Copy each of the entries below faithfully, setting aside any pictures.
# # # # #
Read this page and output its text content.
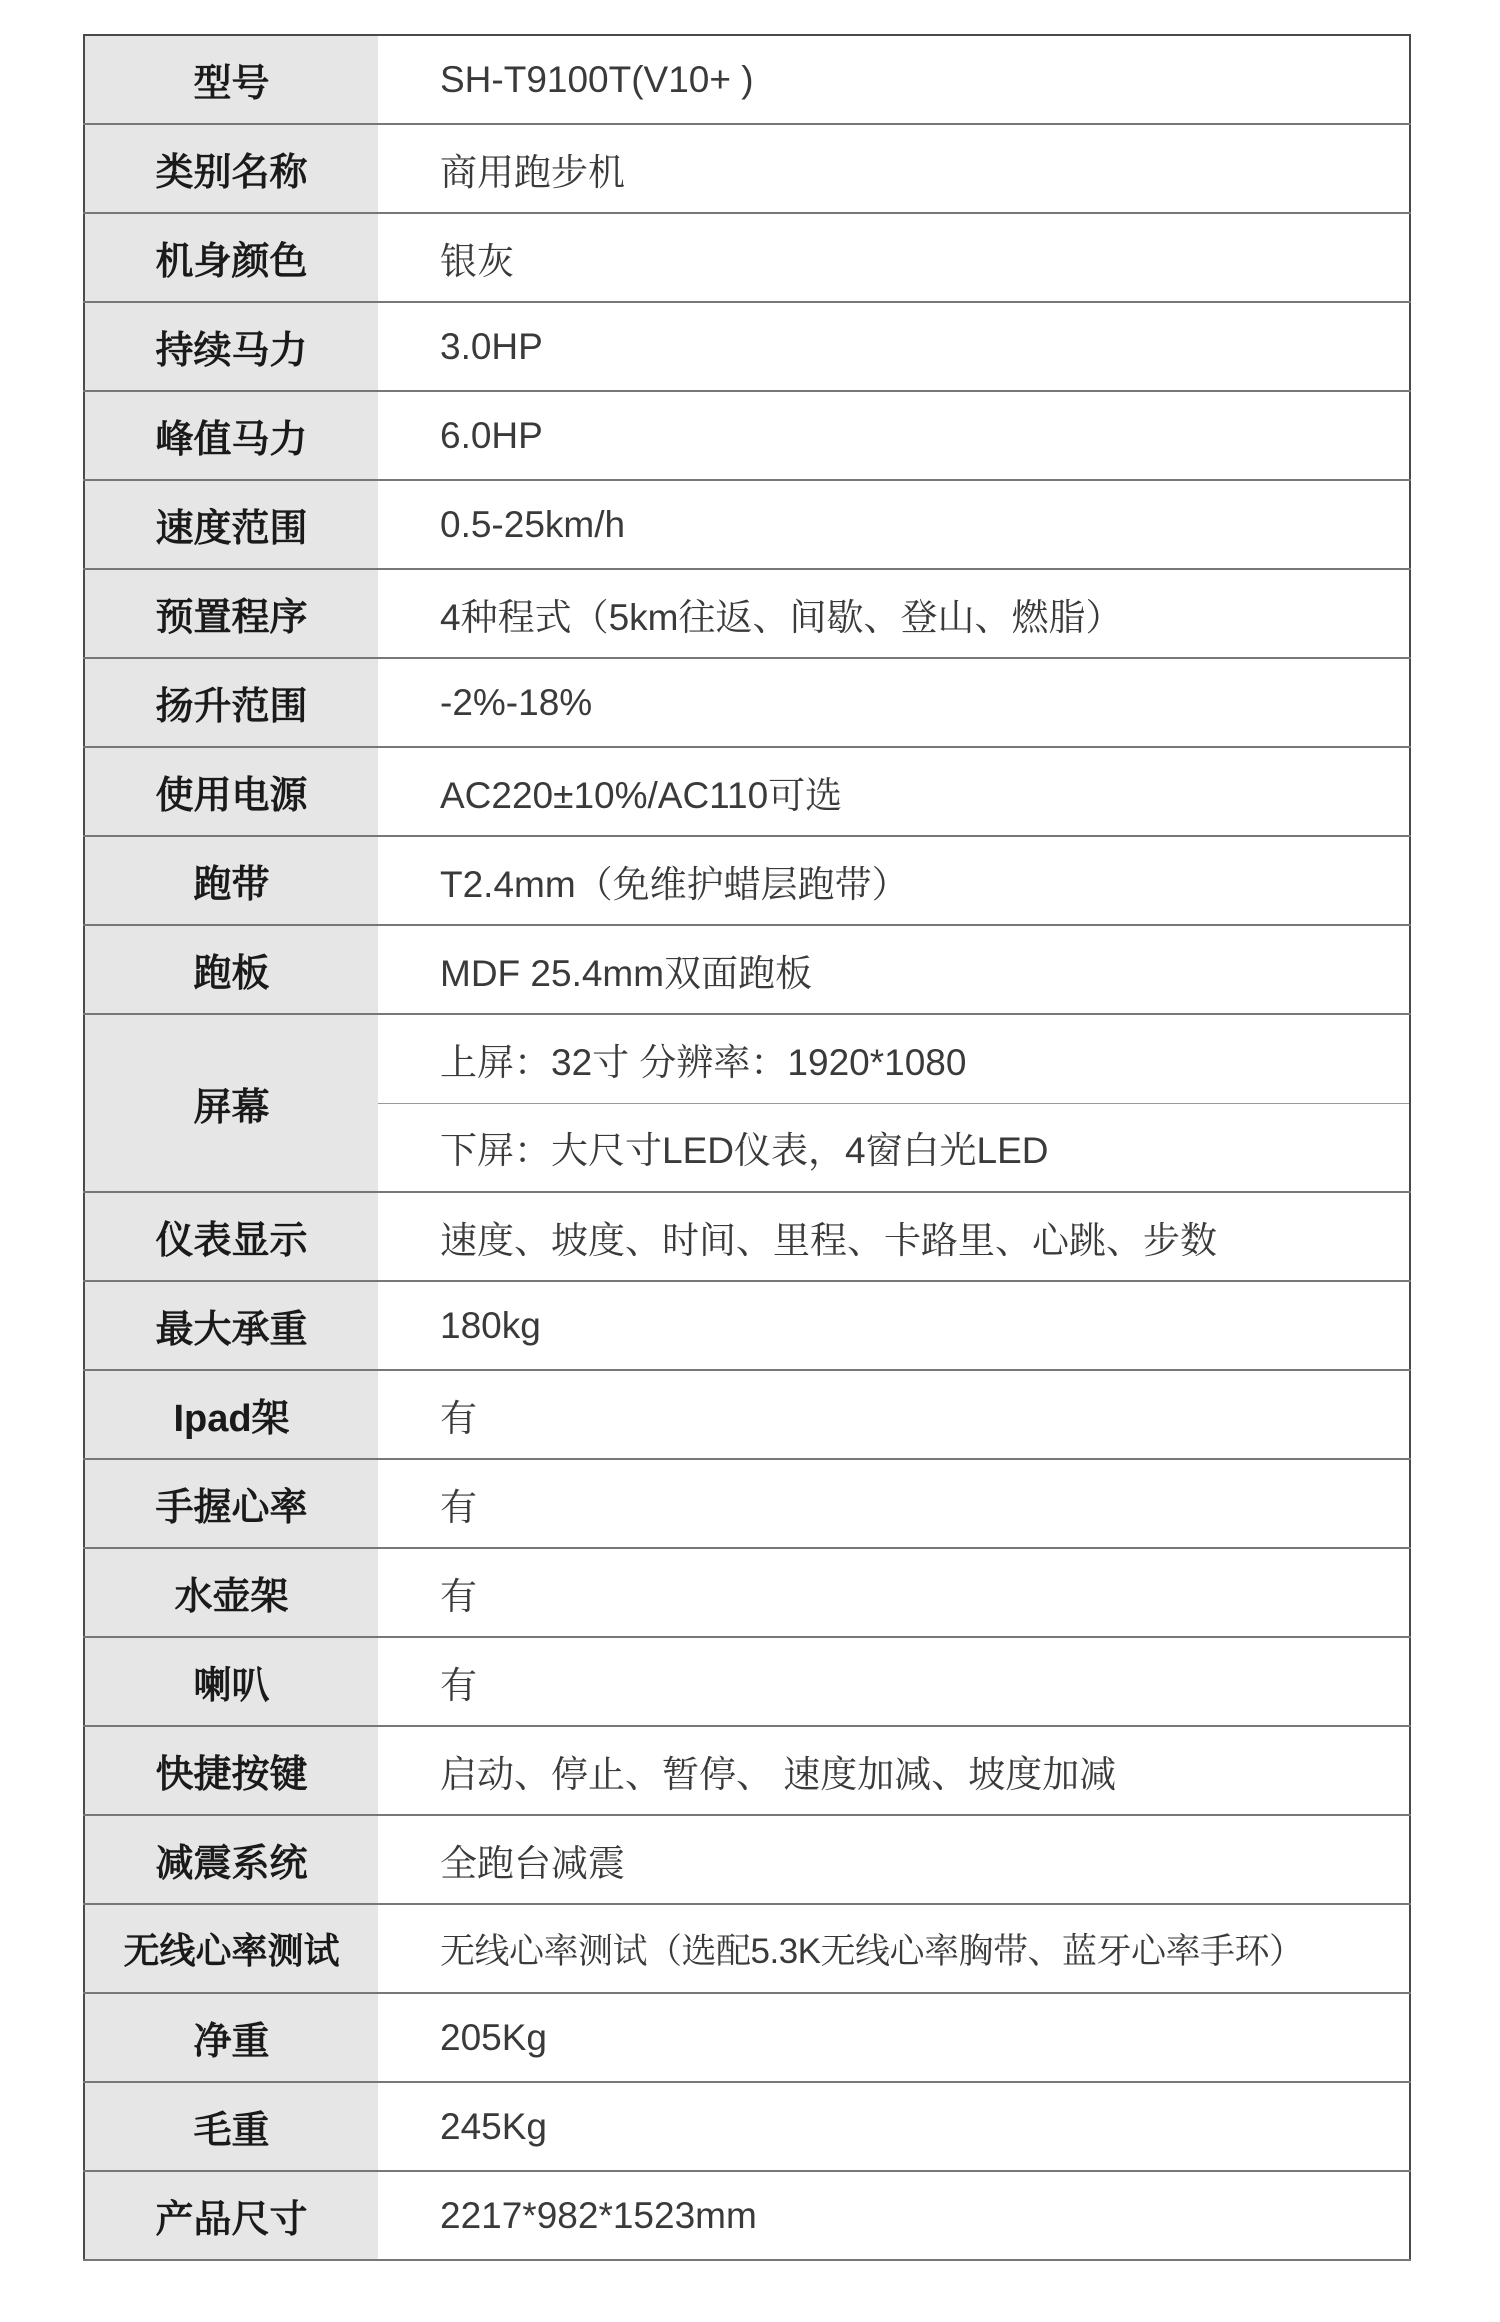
型号	SH-T9100T(V10+ )
类别名称	商用跑步机
机身颜色	银灰
持续马力	3.0HP
峰值马力	6.0HP
速度范围	0.5-25km/h
预置程序	4种程式（5km往返、间歇、登山、燃脂）
扬升范围	-2%-18%
使用电源	AC220±10%/AC110可选
跑带	T2.4mm（免维护蜡层跑带）
跑板	MDF 25.4mm双面跑板
屏幕	上屏：32寸 分辨率：1920*1080
	下屏：大尺寸LED仪表，4窗白光LED
仪表显示	速度、坡度、时间、里程、卡路里、心跳、步数
最大承重	180kg
Ipad架	有
手握心率	有
水壶架	有
喇叭	有
快捷按键	启动、停止、暂停、 速度加减、坡度加减
减震系统	全跑台减震
无线心率测试	无线心率测试（选配5.3K无线心率胸带、蓝牙心率手环）
净重	205Kg
毛重	245Kg
产品尺寸	2217*982*1523mm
# # # # #
- **REPLY TO THE EXERCISE**
Read this page and output its text content.
型号	SH-T9100T(V10+ )
类别名称	商用跑步机
机身颜色	银灰
持续马力	3.0HP
峰值马力	6.0HP
速度范围	0.5-25km/h
预置程序	4种程式（5km往返、间歇、登山、燃脂）
扬升范围	-2%-18%
使用电源	AC220±10%/AC110可选
跑带	T2.4mm（免维护蜡层跑带）
跑板	MDF 25.4mm双面跑板
屏幕	上屏：32寸 分辨率：1920*1080
	下屏：大尺寸LED仪表，4窗白光LED
仪表显示	速度、坡度、时间、里程、卡路里、心跳、步数
最大承重	180kg
Ipad架	有
手握心率	有
水壶架	有
喇叭	有
快捷按键	启动、停止、暂停、 速度加减、坡度加减
减震系统	全跑台减震
无线心率测试	无线心率测试（选配5.3K无线心率胸带、蓝牙心率手环）
净重	205Kg
毛重	245Kg
产品尺寸	2217*982*1523mm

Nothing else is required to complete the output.